=== PROBLEM REQUIREMENTS ===
Reproduce each of the lines word for word.

Extracted records
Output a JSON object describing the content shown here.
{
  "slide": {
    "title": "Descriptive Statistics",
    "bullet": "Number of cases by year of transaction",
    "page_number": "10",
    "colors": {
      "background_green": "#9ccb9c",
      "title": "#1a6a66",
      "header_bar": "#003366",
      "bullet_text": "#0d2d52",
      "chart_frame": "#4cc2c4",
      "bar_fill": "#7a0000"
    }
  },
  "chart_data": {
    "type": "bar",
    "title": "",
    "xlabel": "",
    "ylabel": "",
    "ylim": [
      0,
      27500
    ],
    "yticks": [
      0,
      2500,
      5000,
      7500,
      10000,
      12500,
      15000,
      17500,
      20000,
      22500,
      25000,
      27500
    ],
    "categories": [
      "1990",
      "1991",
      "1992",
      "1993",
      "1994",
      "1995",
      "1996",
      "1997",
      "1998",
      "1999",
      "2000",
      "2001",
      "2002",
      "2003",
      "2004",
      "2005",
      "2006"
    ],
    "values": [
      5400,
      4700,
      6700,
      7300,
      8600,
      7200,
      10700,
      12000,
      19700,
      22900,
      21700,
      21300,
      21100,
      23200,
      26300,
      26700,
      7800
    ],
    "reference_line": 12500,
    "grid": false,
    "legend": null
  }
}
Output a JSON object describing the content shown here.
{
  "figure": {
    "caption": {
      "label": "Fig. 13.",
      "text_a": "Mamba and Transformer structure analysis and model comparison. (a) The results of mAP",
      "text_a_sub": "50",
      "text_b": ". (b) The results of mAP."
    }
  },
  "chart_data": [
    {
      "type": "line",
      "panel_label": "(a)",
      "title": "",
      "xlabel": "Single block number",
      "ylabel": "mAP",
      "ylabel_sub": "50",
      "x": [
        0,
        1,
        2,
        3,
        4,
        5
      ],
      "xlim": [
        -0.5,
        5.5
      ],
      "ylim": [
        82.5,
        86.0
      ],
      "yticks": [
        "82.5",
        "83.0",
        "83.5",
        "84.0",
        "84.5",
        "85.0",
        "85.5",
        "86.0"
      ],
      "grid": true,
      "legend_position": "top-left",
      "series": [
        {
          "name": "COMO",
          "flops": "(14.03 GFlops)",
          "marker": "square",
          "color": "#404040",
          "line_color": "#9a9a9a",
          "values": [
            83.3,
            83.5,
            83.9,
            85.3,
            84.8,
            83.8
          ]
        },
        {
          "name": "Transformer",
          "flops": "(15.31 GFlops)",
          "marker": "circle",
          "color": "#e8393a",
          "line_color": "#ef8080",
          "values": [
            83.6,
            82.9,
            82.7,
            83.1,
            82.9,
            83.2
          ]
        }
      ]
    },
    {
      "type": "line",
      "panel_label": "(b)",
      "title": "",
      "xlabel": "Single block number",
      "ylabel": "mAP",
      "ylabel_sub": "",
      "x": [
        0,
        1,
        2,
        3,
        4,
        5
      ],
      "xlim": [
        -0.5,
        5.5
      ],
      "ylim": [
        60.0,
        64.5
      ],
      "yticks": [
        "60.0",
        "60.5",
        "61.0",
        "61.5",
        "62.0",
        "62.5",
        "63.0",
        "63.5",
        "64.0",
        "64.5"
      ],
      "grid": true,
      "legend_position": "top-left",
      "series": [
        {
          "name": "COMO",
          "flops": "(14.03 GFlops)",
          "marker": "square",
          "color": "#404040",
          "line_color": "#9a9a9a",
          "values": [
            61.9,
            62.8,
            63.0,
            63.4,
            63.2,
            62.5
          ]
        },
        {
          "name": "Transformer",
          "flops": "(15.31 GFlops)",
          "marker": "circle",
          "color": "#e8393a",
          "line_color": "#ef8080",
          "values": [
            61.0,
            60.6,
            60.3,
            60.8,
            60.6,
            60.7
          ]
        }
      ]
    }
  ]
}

=== FULL ANSWER ===
Output a JSON object describing the content shown here.
{
  "slide": {
    "title": "Descriptive Statistics",
    "bullet": "Number of cases by year of transaction",
    "page_number": "10",
    "colors": {
      "background_green": "#9ccb9c",
      "title": "#1a6a66",
      "header_bar": "#003366",
      "bullet_text": "#0d2d52",
      "chart_frame": "#4cc2c4",
      "bar_fill": "#7a0000"
    }
  },
  "chart_data": {
    "type": "bar",
    "title": "",
    "xlabel": "",
    "ylabel": "",
    "ylim": [
      0,
      27500
    ],
    "yticks": [
      0,
      2500,
      5000,
      7500,
      10000,
      12500,
      15000,
      17500,
      20000,
      22500,
      25000,
      27500
    ],
    "categories": [
      "1990",
      "1991",
      "1992",
      "1993",
      "1994",
      "1995",
      "1996",
      "1997",
      "1998",
      "1999",
      "2000",
      "2001",
      "2002",
      "2003",
      "2004",
      "2005",
      "2006"
    ],
    "values": [
      5400,
      4700,
      6700,
      7300,
      8600,
      7200,
      10700,
      12000,
      19700,
      22900,
      21700,
      21300,
      21100,
      23200,
      26300,
      26700,
      7800
    ],
    "reference_line": 12500,
    "grid": false,
    "legend": null
  }
}
Output a JSON object describing the content shown here.
{
  "figure": {
    "caption": {
      "label": "Fig. 13.",
      "text_a": "Mamba and Transformer structure analysis and model comparison. (a) The results of mAP",
      "text_a_sub": "50",
      "text_b": ". (b) The results of mAP."
    }
  },
  "chart_data": [
    {
      "type": "line",
      "panel_label": "(a)",
      "title": "",
      "xlabel": "Single block number",
      "ylabel": "mAP",
      "ylabel_sub": "50",
      "x": [
        0,
        1,
        2,
        3,
        4,
        5
      ],
      "xlim": [
        -0.5,
        5.5
      ],
      "ylim": [
        82.5,
        86.0
      ],
      "yticks": [
        "82.5",
        "83.0",
        "83.5",
        "84.0",
        "84.5",
        "85.0",
        "85.5",
        "86.0"
      ],
      "grid": true,
      "legend_position": "top-left",
      "series": [
        {
          "name": "COMO",
          "flops": "(14.03 GFlops)",
          "marker": "square",
          "color": "#404040",
          "line_color": "#9a9a9a",
          "values": [
            83.3,
            83.5,
            83.9,
            85.3,
            84.8,
            83.8
          ]
        },
        {
          "name": "Transformer",
          "flops": "(15.31 GFlops)",
          "marker": "circle",
          "color": "#e8393a",
          "line_color": "#ef8080",
          "values": [
            83.6,
            82.9,
            82.7,
            83.1,
            82.9,
            83.2
          ]
        }
      ]
    },
    {
      "type": "line",
      "panel_label": "(b)",
      "title": "",
      "xlabel": "Single block number",
      "ylabel": "mAP",
      "ylabel_sub": "",
      "x": [
        0,
        1,
        2,
        3,
        4,
        5
      ],
      "xlim": [
        -0.5,
        5.5
      ],
      "ylim": [
        60.0,
        64.5
      ],
      "yticks": [
        "60.0",
        "60.5",
        "61.0",
        "61.5",
        "62.0",
        "62.5",
        "63.0",
        "63.5",
        "64.0",
        "64.5"
      ],
      "grid": true,
      "legend_position": "top-left",
      "series": [
        {
          "name": "COMO",
          "flops": "(14.03 GFlops)",
          "marker": "square",
          "color": "#404040",
          "line_color": "#9a9a9a",
          "values": [
            61.9,
            62.8,
            63.0,
            63.4,
            63.2,
            62.5
          ]
        },
        {
          "name": "Transformer",
          "flops": "(15.31 GFlops)",
          "marker": "circle",
          "color": "#e8393a",
          "line_color": "#ef8080",
          "values": [
            61.0,
            60.6,
            60.3,
            60.8,
            60.6,
            60.7
          ]
        }
      ]
    }
  ]
}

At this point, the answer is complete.